What this task involves
All the entries need to be quoted exactly, apart from the pictures, which you should drop.

=-=-=-=-=

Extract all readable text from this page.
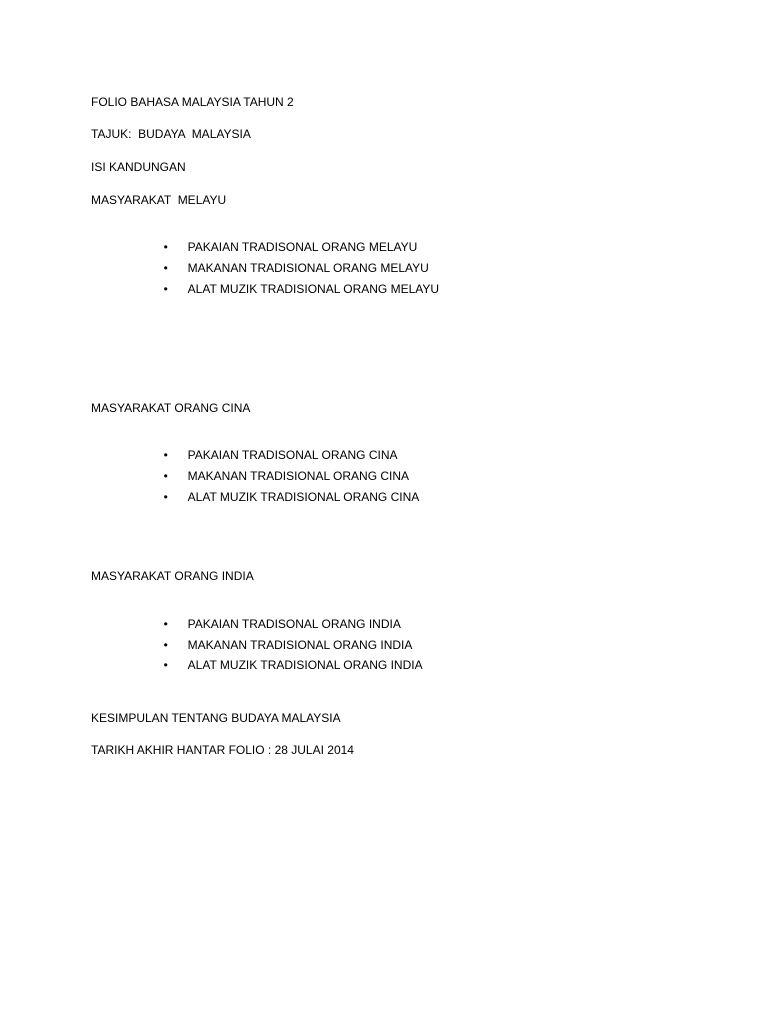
FOLIO BAHASA MALAYSIA TAHUN 2
TAJUK:  BUDAYA  MALAYSIA
ISI KANDUNGAN
MASYARAKAT  MELAYU

• PAKAIAN TRADISONAL ORANG MELAYU

• MAKANAN TRADISIONAL ORANG MELAYU

• ALAT MUZIK TRADISIONAL ORANG MELAYU

MASYARAKAT ORANG CINA

• PAKAIAN TRADISONAL ORANG CINA

• MAKANAN TRADISIONAL ORANG CINA

• ALAT MUZIK TRADISIONAL ORANG CINA

MASYARAKAT ORANG INDIA

• PAKAIAN TRADISONAL ORANG INDIA

• MAKANAN TRADISIONAL ORANG INDIA

• ALAT MUZIK TRADISIONAL ORANG INDIA

KESIMPULAN TENTANG BUDAYA MALAYSIA
TARIKH AKHIR HANTAR FOLIO : 28 JULAI 2014
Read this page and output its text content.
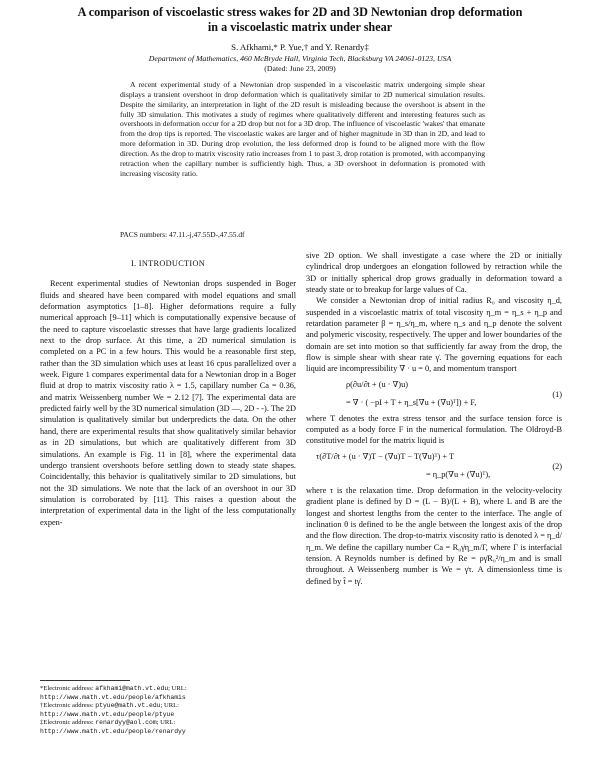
A comparison of viscoelastic stress wakes for 2D and 3D Newtonian drop deformation
in a viscoelastic matrix under shear
S. Afkhami,* P. Yue,† and Y. Renardy‡
Department of Mathematics, 460 McBryde Hall, Virginia Tech, Blacksburg VA 24061-0123, USA
(Dated: June 23, 2009)

A recent experimental study of a Newtonian drop suspended in a viscoelastic matrix undergoing simple shear displays a transient overshoot in drop deformation which is qualitatively similar to 2D numerical simulation results. Despite the similarity, an interpretation in light of the 2D result is misleading because the overshoot is absent in the fully 3D simulation. This motivates a study of regimes where qualitatively different and interesting features such as overshoots in deformation occur for a 2D drop but not for a 3D drop. The influence of viscoelastic 'wakes' that emanate from the drop tips is reported. The viscoelastic wakes are larger and of higher magnitude in 3D than in 2D, and lead to more deformation in 3D. During drop evolution, the less deformed drop is found to be aligned more with the flow direction. As the drop to matrix viscosity ratio increases from 1 to past 3, drop rotation is promoted, with accompanying retraction when the capillary number is sufficiently high. Thus, a 3D overshoot in deformation is promoted with increasing viscosity ratio.

PACS numbers: 47.11.-j,47.55D-,47.55.df
I. INTRODUCTION

Recent experimental studies of Newtonian drops suspended in Boger fluids and sheared have been compared with model equations and small deformation asymptotics [1–8]. Higher deformations require a fully numerical approach [9–11] which is computationally expensive because of the need to capture viscoelastic stresses that have large gradients localized next to the drop surface. At this time, a 2D numerical simulation is completed on a PC in a few hours. This would be a reasonable first step, rather than the 3D simulation which uses at least 16 cpus parallelized over a week. Figure 1 compares experimental data for a Newtonian drop in a Boger fluid at drop to matrix viscosity ratio λ = 1.5, capillary number Ca = 0.36, and matrix Weissenberg number We = 2.12 [7]. The experimental data are predicted fairly well by the 3D numerical simulation (3D —, 2D - -). The 2D simulation is qualitatively similar but underpredicts the data. On the other hand, there are experimental results that show qualitatively similar behavior as in 2D simulations, but which are qualitatively different from 3D simulations. An example is Fig. 11 in [8], where the experimental data undergo transient overshoots before settling down to steady state shapes. Coincidentally, this behavior is qualitatively similar to 2D simulations, but not the 3D simulations. We note that the lack of an overshoot in our 3D simulation is corroborated by [11]. This raises a question about the interpretation of experimental data in the light of the less computationally expen-

sive 2D option. We shall investigate a case where the 2D or initially cylindrical drop undergoes an elongation followed by retraction while the 3D or initially spherical drop grows gradually in deformation toward a steady state or to breakup for large values of Ca.

We consider a Newtonian drop of initial radius R₀ and viscosity η_d, suspended in a viscoelastic matrix of total viscosity η_m = η_s + η_p and retardation parameter β = η_s/η_m, where η_s and η_p denote the solvent and polymeric viscosity, respectively. The upper and lower boundaries of the domain are set into motion so that sufficiently far away from the drop, the flow is simple shear with shear rate γ̇. The governing equations for each liquid are incompressibility ∇ · u = 0, and momentum transport

ρ(∂u/∂t + (u · ∇)u)
= ∇ · ( −pI + T + η_s[∇u + (∇u)ᵀ]) + F,
(1)

where T denotes the extra stress tensor and the surface tension force is computed as a body force F in the numerical formulation. The Oldroyd-B constitutive model for the matrix liquid is

τ(∂T/∂t + (u · ∇)T − (∇u)T − T(∇u)ᵀ) + T
= η_p(∇u + (∇u)ᵀ),
(2)

where τ is the relaxation time. Drop deformation in the velocity-velocity gradient plane is defined by D = (L − B)/(L + B), where L and B are the longest and shortest lengths from the center to the interface. The angle of inclination θ is defined to be the angle between the longest axis of the drop and the flow direction. The drop-to-matrix viscosity ratio is denoted λ = η_d/η_m. We define the capillary number Ca = R₀γ̇η_m/Γ, where Γ is interfacial tension. A Reynolds number is defined by Re = ργ̇R₀²/η_m and is small throughout. A Weissenberg number is We = γ̇τ. A dimensionless time is defined by t̂ = tγ̇.

*Electronic address: afkhami@math.vt.edu; URL: http://www.math.vt.edu/people/afkhamis
†Electronic address: ptyue@math.vt.edu; URL: http://www.math.vt.edu/people/ptyue
‡Electronic address: renardyy@aol.com; URL: http://www.math.vt.edu/people/renardyy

=-=-=-=-=

Task solution
Extract all readable text from this page.
FOLIO BAHASA MALAYSIA TAHUN 2
TAJUK:  BUDAYA  MALAYSIA
ISI KANDUNGAN
MASYARAKAT  MELAYU

• PAKAIAN TRADISONAL ORANG MELAYU

• MAKANAN TRADISIONAL ORANG MELAYU

• ALAT MUZIK TRADISIONAL ORANG MELAYU

MASYARAKAT ORANG CINA

• PAKAIAN TRADISONAL ORANG CINA

• MAKANAN TRADISIONAL ORANG CINA

• ALAT MUZIK TRADISIONAL ORANG CINA

MASYARAKAT ORANG INDIA

• PAKAIAN TRADISONAL ORANG INDIA

• MAKANAN TRADISIONAL ORANG INDIA

• ALAT MUZIK TRADISIONAL ORANG INDIA

KESIMPULAN TENTANG BUDAYA MALAYSIA
TARIKH AKHIR HANTAR FOLIO : 28 JULAI 2014
Read this page and output its text content.
A comparison of viscoelastic stress wakes for 2D and 3D Newtonian drop deformation
in a viscoelastic matrix under shear
S. Afkhami,* P. Yue,† and Y. Renardy‡
Department of Mathematics, 460 McBryde Hall, Virginia Tech, Blacksburg VA 24061-0123, USA
(Dated: June 23, 2009)

A recent experimental study of a Newtonian drop suspended in a viscoelastic matrix undergoing simple shear displays a transient overshoot in drop deformation which is qualitatively similar to 2D numerical simulation results. Despite the similarity, an interpretation in light of the 2D result is misleading because the overshoot is absent in the fully 3D simulation. This motivates a study of regimes where qualitatively different and interesting features such as overshoots in deformation occur for a 2D drop but not for a 3D drop. The influence of viscoelastic 'wakes' that emanate from the drop tips is reported. The viscoelastic wakes are larger and of higher magnitude in 3D than in 2D, and lead to more deformation in 3D. During drop evolution, the less deformed drop is found to be aligned more with the flow direction. As the drop to matrix viscosity ratio increases from 1 to past 3, drop rotation is promoted, with accompanying retraction when the capillary number is sufficiently high. Thus, a 3D overshoot in deformation is promoted with increasing viscosity ratio.

PACS numbers: 47.11.-j,47.55D-,47.55.df
I. INTRODUCTION

Recent experimental studies of Newtonian drops suspended in Boger fluids and sheared have been compared with model equations and small deformation asymptotics [1–8]. Higher deformations require a fully numerical approach [9–11] which is computationally expensive because of the need to capture viscoelastic stresses that have large gradients localized next to the drop surface. At this time, a 2D numerical simulation is completed on a PC in a few hours. This would be a reasonable first step, rather than the 3D simulation which uses at least 16 cpus parallelized over a week. Figure 1 compares experimental data for a Newtonian drop in a Boger fluid at drop to matrix viscosity ratio λ = 1.5, capillary number Ca = 0.36, and matrix Weissenberg number We = 2.12 [7]. The experimental data are predicted fairly well by the 3D numerical simulation (3D —, 2D - -). The 2D simulation is qualitatively similar but underpredicts the data. On the other hand, there are experimental results that show qualitatively similar behavior as in 2D simulations, but which are qualitatively different from 3D simulations. An example is Fig. 11 in [8], where the experimental data undergo transient overshoots before settling down to steady state shapes. Coincidentally, this behavior is qualitatively similar to 2D simulations, but not the 3D simulations. We note that the lack of an overshoot in our 3D simulation is corroborated by [11]. This raises a question about the interpretation of experimental data in the light of the less computationally expen-

sive 2D option. We shall investigate a case where the 2D or initially cylindrical drop undergoes an elongation followed by retraction while the 3D or initially spherical drop grows gradually in deformation toward a steady state or to breakup for large values of Ca.

We consider a Newtonian drop of initial radius R₀ and viscosity η_d, suspended in a viscoelastic matrix of total viscosity η_m = η_s + η_p and retardation parameter β = η_s/η_m, where η_s and η_p denote the solvent and polymeric viscosity, respectively. The upper and lower boundaries of the domain are set into motion so that sufficiently far away from the drop, the flow is simple shear with shear rate γ̇. The governing equations for each liquid are incompressibility ∇ · u = 0, and momentum transport

ρ(∂u/∂t + (u · ∇)u)
= ∇ · ( −pI + T + η_s[∇u + (∇u)ᵀ]) + F,
(1)

where T denotes the extra stress tensor and the surface tension force is computed as a body force F in the numerical formulation. The Oldroyd-B constitutive model for the matrix liquid is

τ(∂T/∂t + (u · ∇)T − (∇u)T − T(∇u)ᵀ) + T
= η_p(∇u + (∇u)ᵀ),
(2)

where τ is the relaxation time. Drop deformation in the velocity-velocity gradient plane is defined by D = (L − B)/(L + B), where L and B are the longest and shortest lengths from the center to the interface. The angle of inclination θ is defined to be the angle between the longest axis of the drop and the flow direction. The drop-to-matrix viscosity ratio is denoted λ = η_d/η_m. We define the capillary number Ca = R₀γ̇η_m/Γ, where Γ is interfacial tension. A Reynolds number is defined by Re = ργ̇R₀²/η_m and is small throughout. A Weissenberg number is We = γ̇τ. A dimensionless time is defined by t̂ = tγ̇.

*Electronic address: afkhami@math.vt.edu; URL: http://www.math.vt.edu/people/afkhamis
†Electronic address: ptyue@math.vt.edu; URL: http://www.math.vt.edu/people/ptyue
‡Electronic address: renardyy@aol.com; URL: http://www.math.vt.edu/people/renardyy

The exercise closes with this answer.